- **Stated goal**: Extract the whole listing as it stands. Do not include the pictures.

=-=-=

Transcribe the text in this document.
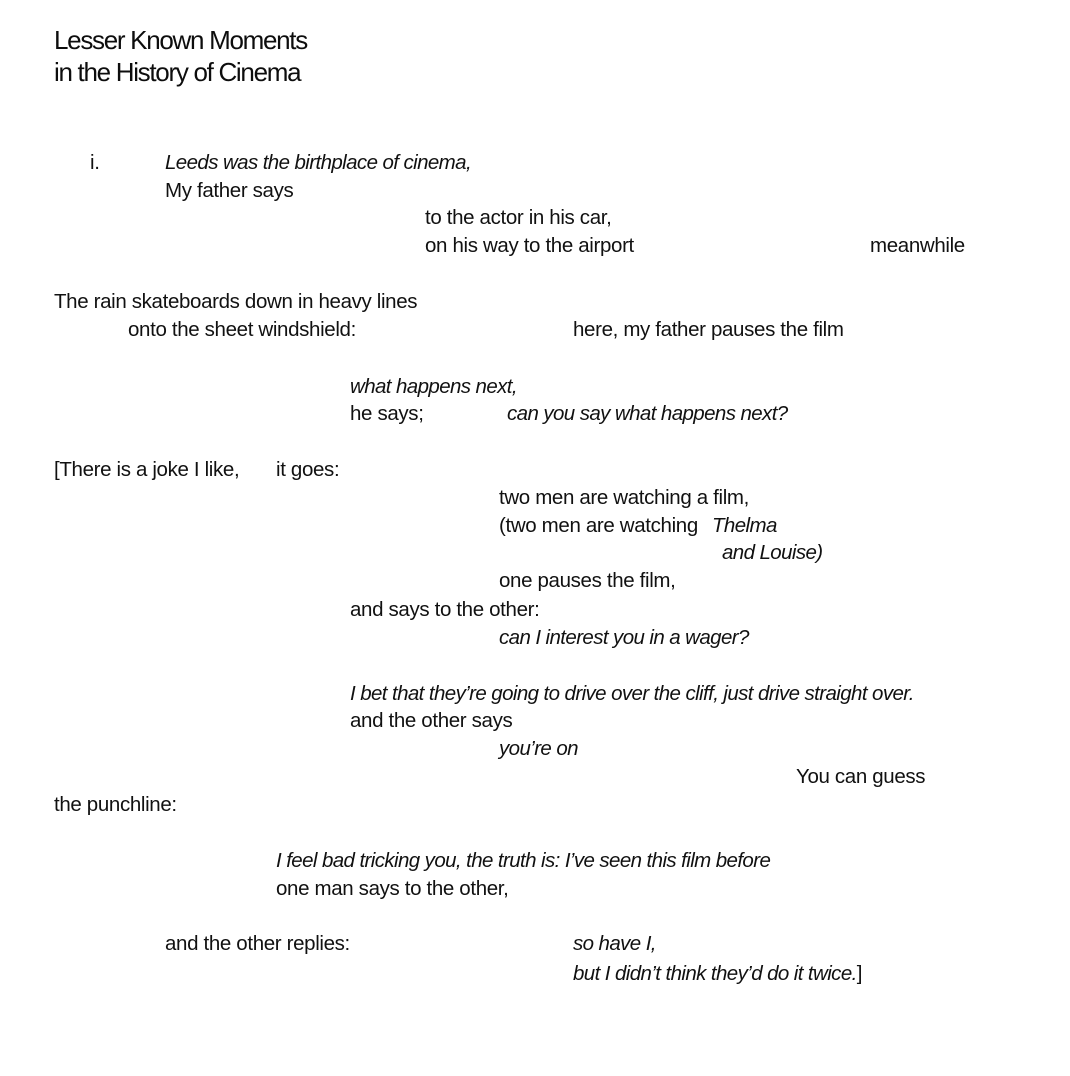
Lesser Known Moments
in the History of Cinema
i.	Leeds was the birthplace of cinema,
My father says
to the actor in his car,
on his way to the airport	meanwhile
The rain skateboards down in heavy lines
onto the sheet windshield:	here, my father pauses the film
what happens next,
he says;	can you say what happens next?
[There is a joke I like, it goes:
two men are watching a film,
(two men are watching Thelma
and Louise)
one pauses the film,
and says to the other:
can I interest you in a wager?
I bet that they’re going to drive over the cliff, just drive straight over.
and the other says
you’re on
You can guess
the punchline:
I feel bad tricking you, the truth is: I’ve seen this film before
one man says to the other,
and the other replies:	so have I,
but I didn’t think they’d do it twice.]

=-=-=

- **Written response**:
Transcribe the text in this document.
Lesser Known Moments
in the History of Cinema
i.	Leeds was the birthplace of cinema,
My father says
to the actor in his car,
on his way to the airport	meanwhile
The rain skateboards down in heavy lines
onto the sheet windshield:	here, my father pauses the film
what happens next,
he says;	can you say what happens next?
[There is a joke I like, it goes:
two men are watching a film,
(two men are watching Thelma
and Louise)
one pauses the film,
and says to the other:
can I interest you in a wager?
I bet that they’re going to drive over the cliff, just drive straight over.
and the other says
you’re on
You can guess
the punchline:
I feel bad tricking you, the truth is: I’ve seen this film before
one man says to the other,
and the other replies:	so have I,
but I didn’t think they’d do it twice.]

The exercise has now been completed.